Instruction
Could you transcribe every record below exactly as written, leaving out any pictures?

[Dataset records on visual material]
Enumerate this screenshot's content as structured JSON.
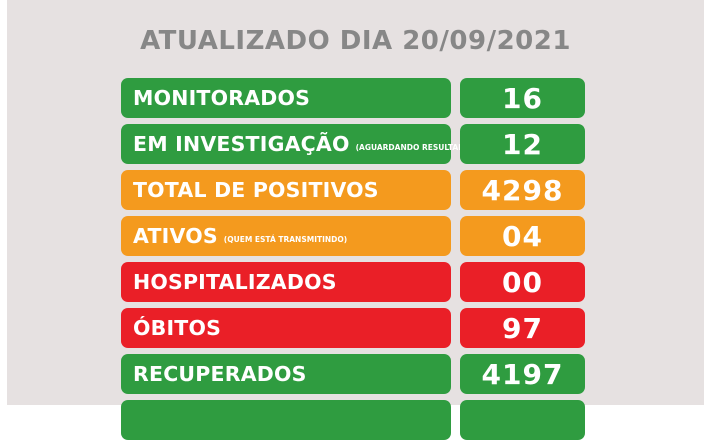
{
  "header": {
    "title": "ATUALIZADO DIA 20/09/2021"
  },
  "rows": [
    {
      "label": "MONITORADOS",
      "sub": "",
      "value": "16",
      "color": "#2f9c40"
    },
    {
      "label": "EM INVESTIGAÇÃO",
      "sub": "(AGUARDANDO RESULTADO)",
      "value": "12",
      "color": "#2f9c40"
    },
    {
      "label": "TOTAL DE POSITIVOS",
      "sub": "",
      "value": "4298",
      "color": "#f49a1e"
    },
    {
      "label": "ATIVOS",
      "sub": "(QUEM ESTÁ TRANSMITINDO)",
      "value": "04",
      "color": "#f49a1e"
    },
    {
      "label": "HOSPITALIZADOS",
      "sub": "",
      "value": "00",
      "color": "#ea1f27"
    },
    {
      "label": "ÓBITOS",
      "sub": "",
      "value": "97",
      "color": "#ea1f27"
    },
    {
      "label": "RECUPERADOS",
      "sub": "",
      "value": "4197",
      "color": "#2f9c40"
    }
  ]
}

Exercise output
Enumerate this screenshot's content as structured JSON.
{
  "header": {
    "title": "ATUALIZADO DIA 20/09/2021"
  },
  "rows": [
    {
      "label": "MONITORADOS",
      "sub": "",
      "value": "16",
      "color": "#2f9c40"
    },
    {
      "label": "EM INVESTIGAÇÃO",
      "sub": "(AGUARDANDO RESULTADO)",
      "value": "12",
      "color": "#2f9c40"
    },
    {
      "label": "TOTAL DE POSITIVOS",
      "sub": "",
      "value": "4298",
      "color": "#f49a1e"
    },
    {
      "label": "ATIVOS",
      "sub": "(QUEM ESTÁ TRANSMITINDO)",
      "value": "04",
      "color": "#f49a1e"
    },
    {
      "label": "HOSPITALIZADOS",
      "sub": "",
      "value": "00",
      "color": "#ea1f27"
    },
    {
      "label": "ÓBITOS",
      "sub": "",
      "value": "97",
      "color": "#ea1f27"
    },
    {
      "label": "RECUPERADOS",
      "sub": "",
      "value": "4197",
      "color": "#2f9c40"
    }
  ]
}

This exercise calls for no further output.